• Given exercise 1: Copy out the records verbatim, from their first line through the line containing "reaction-count: 3 (178, 571, 186, 585)", with both of those lines included.

• Excerpt:

--- start ---

By BayArea   Mar 27, 10:07am   2 links   950 views   11 comments   watch (1)   quote      

Hi Patrick,

There seems to be certain people on this site (myself included) that are particularly passionate about the dual agency topic and see a dire need for real estate transaction transparency.

First, I want to make one distinction. I'm not taking issue with dual agency itself necessarily. If the seller's agent and the buyer's agent are representing the same company, as long as the numbers are transparent, then I'm mostly ok with it. I still think it leads to unfair advantages, but there's a bigger problem:

The issue I have is that during dual agency, there is incentive to keep the whole commission "in-house" by not fairly presenting all offers to the seller and letting them decide. That's the root of the problem and it's amplified during times of low inventory and high demand. I don't know how rampant this practice is, but it seems that no small handful of people suspect that they've been the victim. When you make an offer that gets rejected for a property you really wanted, and 3-4wks later you see that the property sold for less than your offer and you find that both agents work for the same company, what are you supposed to think?

One reason that it's hard to trace is that decisions can be buried under excuses like, "they had more cash" or "they told the seller that they are moving their family in for a long time" or "during inspection they found termites and the seller dropped the price to keep that buyer" or a host of other reasons that somehow explain why a seller was swayed to go with one buyer over another, even though the rejected party had a higher offer.

--- end ---

• Materials provided:
--- start ---

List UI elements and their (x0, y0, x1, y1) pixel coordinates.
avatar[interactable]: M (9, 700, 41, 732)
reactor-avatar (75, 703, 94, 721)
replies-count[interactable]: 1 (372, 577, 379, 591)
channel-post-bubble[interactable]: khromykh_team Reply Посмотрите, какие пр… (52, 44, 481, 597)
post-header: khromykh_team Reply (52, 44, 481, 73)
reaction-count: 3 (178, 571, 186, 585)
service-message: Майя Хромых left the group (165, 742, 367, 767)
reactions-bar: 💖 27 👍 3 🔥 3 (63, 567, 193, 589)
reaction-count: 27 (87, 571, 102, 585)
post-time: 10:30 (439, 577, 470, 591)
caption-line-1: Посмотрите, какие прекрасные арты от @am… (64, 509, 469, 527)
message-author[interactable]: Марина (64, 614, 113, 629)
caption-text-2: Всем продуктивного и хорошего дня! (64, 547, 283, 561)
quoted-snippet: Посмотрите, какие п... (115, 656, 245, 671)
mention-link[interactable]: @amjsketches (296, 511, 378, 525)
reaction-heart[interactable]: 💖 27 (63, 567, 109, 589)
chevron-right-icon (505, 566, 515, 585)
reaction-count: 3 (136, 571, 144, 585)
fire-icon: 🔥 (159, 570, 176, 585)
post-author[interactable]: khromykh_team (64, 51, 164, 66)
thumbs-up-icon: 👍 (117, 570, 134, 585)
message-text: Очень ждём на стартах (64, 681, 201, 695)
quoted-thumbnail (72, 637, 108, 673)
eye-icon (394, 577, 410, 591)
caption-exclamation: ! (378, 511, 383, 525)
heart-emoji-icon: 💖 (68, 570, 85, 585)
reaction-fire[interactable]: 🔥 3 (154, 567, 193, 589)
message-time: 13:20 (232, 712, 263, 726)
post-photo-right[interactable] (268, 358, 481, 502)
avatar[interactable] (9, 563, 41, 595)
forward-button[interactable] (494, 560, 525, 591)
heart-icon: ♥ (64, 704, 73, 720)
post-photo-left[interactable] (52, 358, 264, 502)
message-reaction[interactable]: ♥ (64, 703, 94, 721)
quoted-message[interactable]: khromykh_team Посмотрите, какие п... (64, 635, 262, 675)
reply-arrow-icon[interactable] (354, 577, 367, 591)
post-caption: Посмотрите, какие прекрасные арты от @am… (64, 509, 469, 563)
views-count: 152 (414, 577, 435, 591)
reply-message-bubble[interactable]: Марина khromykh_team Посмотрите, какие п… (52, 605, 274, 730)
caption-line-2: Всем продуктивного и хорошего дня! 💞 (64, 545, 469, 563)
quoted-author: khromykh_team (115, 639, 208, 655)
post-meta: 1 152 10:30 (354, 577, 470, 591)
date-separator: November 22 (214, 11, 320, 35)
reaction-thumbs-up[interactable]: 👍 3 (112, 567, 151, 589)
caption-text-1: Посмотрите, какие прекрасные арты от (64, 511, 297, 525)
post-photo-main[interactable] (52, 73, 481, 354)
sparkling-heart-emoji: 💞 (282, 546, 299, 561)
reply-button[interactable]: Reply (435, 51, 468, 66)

--- end ---

• Given exercise 2: Go on with the post about dual agency in real estate, picking up right after its last sentence.

• Reply 1:
List UI elements and their (x0, y0, x1, y1) pixel coordinates.
avatar[interactable]: M (9, 700, 41, 732)
reactor-avatar (75, 703, 94, 721)
replies-count[interactable]: 1 (372, 577, 379, 591)
channel-post-bubble[interactable]: khromykh_team Reply Посмотрите, какие пр… (52, 44, 481, 597)
post-header: khromykh_team Reply (52, 44, 481, 73)
reaction-count: 3 (178, 571, 186, 585)

• Reply 2:
You'd think that the NAR and the agents out there would be in favor of transparency because they are getting burned too.

Patrick, I wonder if you have suspected that this sort of thing affected you personally in the past? I have to think that for someone to write a book and talk about this issue, you may have been affected personally. When I was looking for property back in 2010-2012, I was nearly certain I was affected, but I couldn't prove anything and once the transaction passed me, it seemed like there were no ears to listen or care.

I like the recent posts on this topic and what better place than patnet.com to brainstorm what can be done about it?

Raising awareness is a good start. I am certain most of the home-buying population never dives deep enough to consider that this type of thing can and does happen. Most of my home-ower friends are hearing it for the first time when I discuss this over beer.

So here is a challenge to patnet (myself included): What can we do to raise awareness, expose the cases where this has happened, and do something about it?

The good news is that to expose the problem, you don't need the real estate company. You just need the county sales record, the buyer that got burned to confirm the offer, and the seller who was either presented with the offer or wasn't.

Comments 1-11 of 11     Last »

1   Patrick   Mar 27, 10:22am     ↑ like (1)   ↓ dislike   quote    

BayArea says

Patrick, I wonder if you personally have suspected that this sort of thing affected you personally in the past? I have to think that for someone to write a book and talk about this issue, you may have been affected personally.

Many sleazy things happened to us when we tried to buy a house years ago: underpricing, strange phone conversations which we were deliberately supposed to accidentally "overhear", attempts to manipulate my wife and to make me feel bad about not bidding more, and a realtor who found us a temporary rental raised the price on it after we had signed the lease by pointing out that the landlord had not signed the lease yet. We rejected that rental and the agent after that of course, but jeezus. The last straw was when we bid $600K on a house listed at $500K and lost. I don't actually know what it sold for because I was so disgusted with realtors that I gave up and have pretty happily rented and invested since then.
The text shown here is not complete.